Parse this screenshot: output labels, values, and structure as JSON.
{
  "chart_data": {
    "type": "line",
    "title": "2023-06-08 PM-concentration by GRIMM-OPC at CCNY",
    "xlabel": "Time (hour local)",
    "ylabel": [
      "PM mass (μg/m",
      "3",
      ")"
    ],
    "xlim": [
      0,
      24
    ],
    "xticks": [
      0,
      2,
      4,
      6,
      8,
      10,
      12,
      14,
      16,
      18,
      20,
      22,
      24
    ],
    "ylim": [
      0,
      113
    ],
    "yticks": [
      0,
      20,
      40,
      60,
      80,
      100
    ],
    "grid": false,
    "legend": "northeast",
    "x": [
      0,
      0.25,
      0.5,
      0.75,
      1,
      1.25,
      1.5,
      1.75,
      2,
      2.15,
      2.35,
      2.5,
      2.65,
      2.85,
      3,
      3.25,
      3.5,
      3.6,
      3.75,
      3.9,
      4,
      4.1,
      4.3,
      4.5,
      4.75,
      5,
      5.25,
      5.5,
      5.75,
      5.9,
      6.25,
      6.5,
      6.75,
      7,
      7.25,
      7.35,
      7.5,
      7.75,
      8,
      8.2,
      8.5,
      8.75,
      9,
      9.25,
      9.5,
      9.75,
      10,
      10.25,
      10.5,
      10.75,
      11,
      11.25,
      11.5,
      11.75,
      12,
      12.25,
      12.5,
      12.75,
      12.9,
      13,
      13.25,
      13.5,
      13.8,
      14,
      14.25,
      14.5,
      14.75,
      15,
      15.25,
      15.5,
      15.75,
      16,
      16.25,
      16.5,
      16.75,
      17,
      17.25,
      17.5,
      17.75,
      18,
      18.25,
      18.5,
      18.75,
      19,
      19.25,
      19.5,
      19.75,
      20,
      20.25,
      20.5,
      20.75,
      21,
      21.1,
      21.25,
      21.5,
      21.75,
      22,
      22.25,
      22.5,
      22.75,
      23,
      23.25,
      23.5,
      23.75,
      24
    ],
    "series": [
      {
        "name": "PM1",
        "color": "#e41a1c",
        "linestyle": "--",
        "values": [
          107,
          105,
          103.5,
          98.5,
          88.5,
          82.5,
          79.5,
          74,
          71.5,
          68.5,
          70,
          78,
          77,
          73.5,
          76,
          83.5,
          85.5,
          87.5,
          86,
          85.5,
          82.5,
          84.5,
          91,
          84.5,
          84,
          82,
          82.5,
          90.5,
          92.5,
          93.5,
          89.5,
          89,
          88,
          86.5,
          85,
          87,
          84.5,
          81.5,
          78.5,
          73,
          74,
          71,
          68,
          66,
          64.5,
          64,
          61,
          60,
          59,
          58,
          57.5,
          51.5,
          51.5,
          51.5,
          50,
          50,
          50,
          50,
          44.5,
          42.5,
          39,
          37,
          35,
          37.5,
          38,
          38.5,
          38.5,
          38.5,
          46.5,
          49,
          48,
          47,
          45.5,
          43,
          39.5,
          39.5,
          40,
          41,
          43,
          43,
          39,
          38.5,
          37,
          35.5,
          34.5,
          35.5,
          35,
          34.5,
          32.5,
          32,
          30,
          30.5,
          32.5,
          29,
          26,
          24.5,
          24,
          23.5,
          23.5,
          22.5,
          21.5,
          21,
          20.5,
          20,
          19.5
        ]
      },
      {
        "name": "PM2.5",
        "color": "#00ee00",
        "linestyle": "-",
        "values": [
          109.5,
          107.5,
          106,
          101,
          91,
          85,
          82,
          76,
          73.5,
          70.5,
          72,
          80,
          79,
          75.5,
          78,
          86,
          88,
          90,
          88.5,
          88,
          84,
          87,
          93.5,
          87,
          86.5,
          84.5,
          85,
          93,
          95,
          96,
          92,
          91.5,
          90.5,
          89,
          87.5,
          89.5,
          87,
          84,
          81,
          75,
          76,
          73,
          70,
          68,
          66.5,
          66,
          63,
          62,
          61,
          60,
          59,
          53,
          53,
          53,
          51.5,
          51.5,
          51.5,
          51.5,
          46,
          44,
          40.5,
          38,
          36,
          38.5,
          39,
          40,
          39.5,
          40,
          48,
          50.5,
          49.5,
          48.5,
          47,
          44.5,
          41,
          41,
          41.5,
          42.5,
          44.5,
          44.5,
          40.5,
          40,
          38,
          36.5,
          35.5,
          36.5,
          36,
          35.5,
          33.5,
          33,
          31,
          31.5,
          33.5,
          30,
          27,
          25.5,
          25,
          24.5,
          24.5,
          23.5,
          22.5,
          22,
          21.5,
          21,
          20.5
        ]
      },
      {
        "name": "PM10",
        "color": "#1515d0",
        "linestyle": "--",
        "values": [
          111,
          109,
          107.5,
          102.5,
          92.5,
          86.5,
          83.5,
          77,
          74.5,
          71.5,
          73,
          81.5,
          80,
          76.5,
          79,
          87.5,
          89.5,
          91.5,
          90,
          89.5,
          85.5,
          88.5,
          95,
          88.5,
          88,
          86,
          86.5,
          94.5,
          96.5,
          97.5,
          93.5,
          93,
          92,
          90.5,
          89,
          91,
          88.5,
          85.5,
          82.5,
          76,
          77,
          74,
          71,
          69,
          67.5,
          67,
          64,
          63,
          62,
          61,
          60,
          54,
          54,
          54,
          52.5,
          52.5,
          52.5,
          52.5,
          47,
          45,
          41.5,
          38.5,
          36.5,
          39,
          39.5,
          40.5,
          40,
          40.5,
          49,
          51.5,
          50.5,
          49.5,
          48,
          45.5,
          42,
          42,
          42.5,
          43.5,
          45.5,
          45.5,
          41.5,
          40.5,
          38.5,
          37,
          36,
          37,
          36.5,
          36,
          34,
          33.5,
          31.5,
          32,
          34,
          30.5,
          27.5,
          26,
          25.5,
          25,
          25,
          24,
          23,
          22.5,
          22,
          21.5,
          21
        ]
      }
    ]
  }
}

Exercise directions: Filter the records, keeping only lines that contain "color", and show those lines.

Exercise response:
        "color": "#e41a1c",
        "color": "#00ee00",
        "color": "#1515d0",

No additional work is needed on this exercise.